→ YOUR OBJECTIVE
Write out every line of the records below as a numbered list, skipping blank lines and leaving out the pictures.

### RECORDED INFORMATION

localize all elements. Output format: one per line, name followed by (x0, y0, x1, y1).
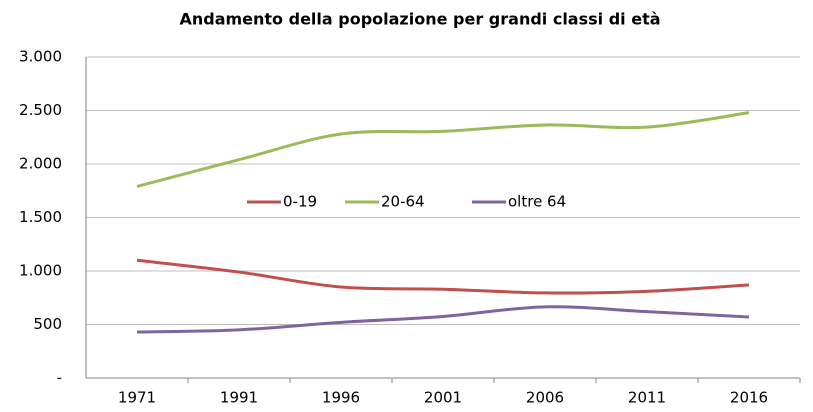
legend-label: 0-19 (283, 193, 317, 211)
legend-label: oltre 64 (508, 193, 566, 211)
y-tick-label: 2.500 (19, 101, 62, 119)
x-tick-label: 2001 (424, 389, 462, 407)
x-tick-label: 2016 (730, 389, 768, 407)
series-line (136, 111, 750, 188)
x-tick-label: 2006 (526, 389, 564, 407)
series-line (136, 305, 750, 334)
y-tick-label: 3.000 (19, 48, 62, 66)
y-tick-label: - (57, 369, 62, 387)
series-line (136, 258, 750, 295)
chart-title: Andamento della popolazione per grandi c… (179, 10, 660, 29)
y-tick-label: 1.500 (19, 208, 62, 226)
y-tick-label: 2.000 (19, 155, 62, 173)
x-tick-label: 1991 (220, 389, 258, 407)
x-tick-label: 2011 (628, 389, 666, 407)
y-tick-label: 500 (33, 315, 62, 333)
legend-label: 20-64 (381, 193, 425, 211)
x-tick-label: 1996 (322, 389, 360, 407)
x-tick-label: 1971 (118, 389, 156, 407)
y-tick-label: 1.000 (19, 262, 62, 280)
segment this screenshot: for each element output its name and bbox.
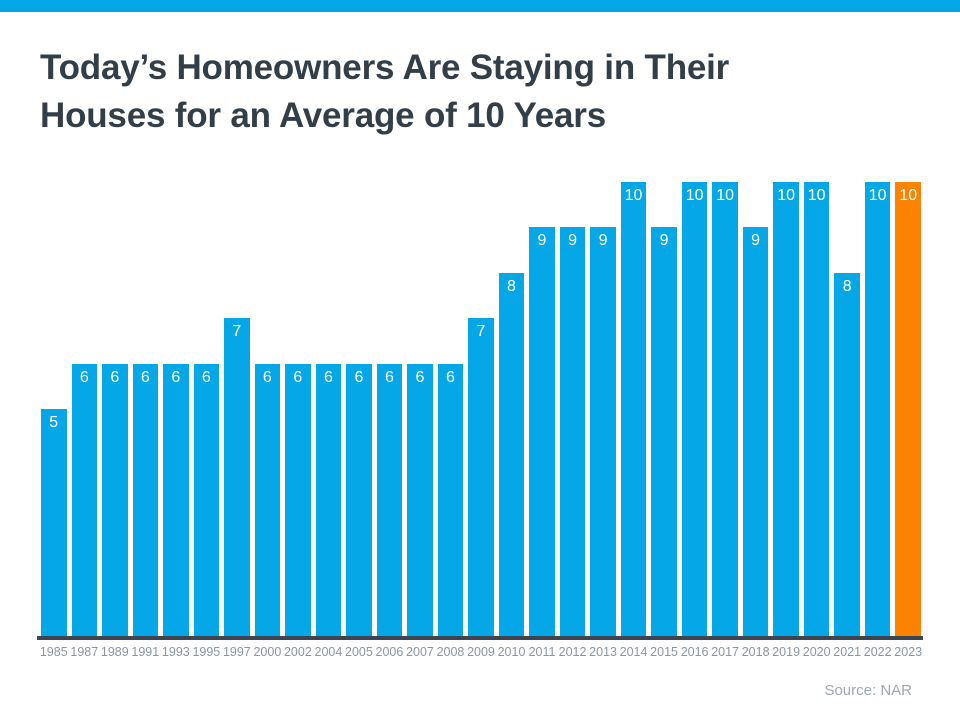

######

→ RESULT OF THE EXERCISE
1. localize all elements. Output format: one per line, name followed by (x0, y0, x1, y1).
2. legend-label: 0-19 (283, 193, 317, 211)
3. legend-label: oltre 64 (508, 193, 566, 211)
4. y-tick-label: 2.500 (19, 101, 62, 119)
5. x-tick-label: 2001 (424, 389, 462, 407)
6. x-tick-label: 2016 (730, 389, 768, 407)
7. series-line (136, 111, 750, 188)
8. x-tick-label: 2006 (526, 389, 564, 407)
9. series-line (136, 305, 750, 334)
10. y-tick-label: 3.000 (19, 48, 62, 66)
11. y-tick-label: - (57, 369, 62, 387)
12. series-line (136, 258, 750, 295)
13. chart-title: Andamento della popolazione per grandi c… (179, 10, 660, 29)
14. y-tick-label: 1.500 (19, 208, 62, 226)
15. y-tick-label: 2.000 (19, 155, 62, 173)
16. x-tick-label: 1991 (220, 389, 258, 407)
17. x-tick-label: 2011 (628, 389, 666, 407)
18. y-tick-label: 500 (33, 315, 62, 333)
19. legend-label: 20-64 (381, 193, 425, 211)
20. x-tick-label: 1996 (322, 389, 360, 407)
21. x-tick-label: 1971 (118, 389, 156, 407)
22. y-tick-label: 1.000 (19, 262, 62, 280)
23. segment this screenshot: for each element output its name and bbox.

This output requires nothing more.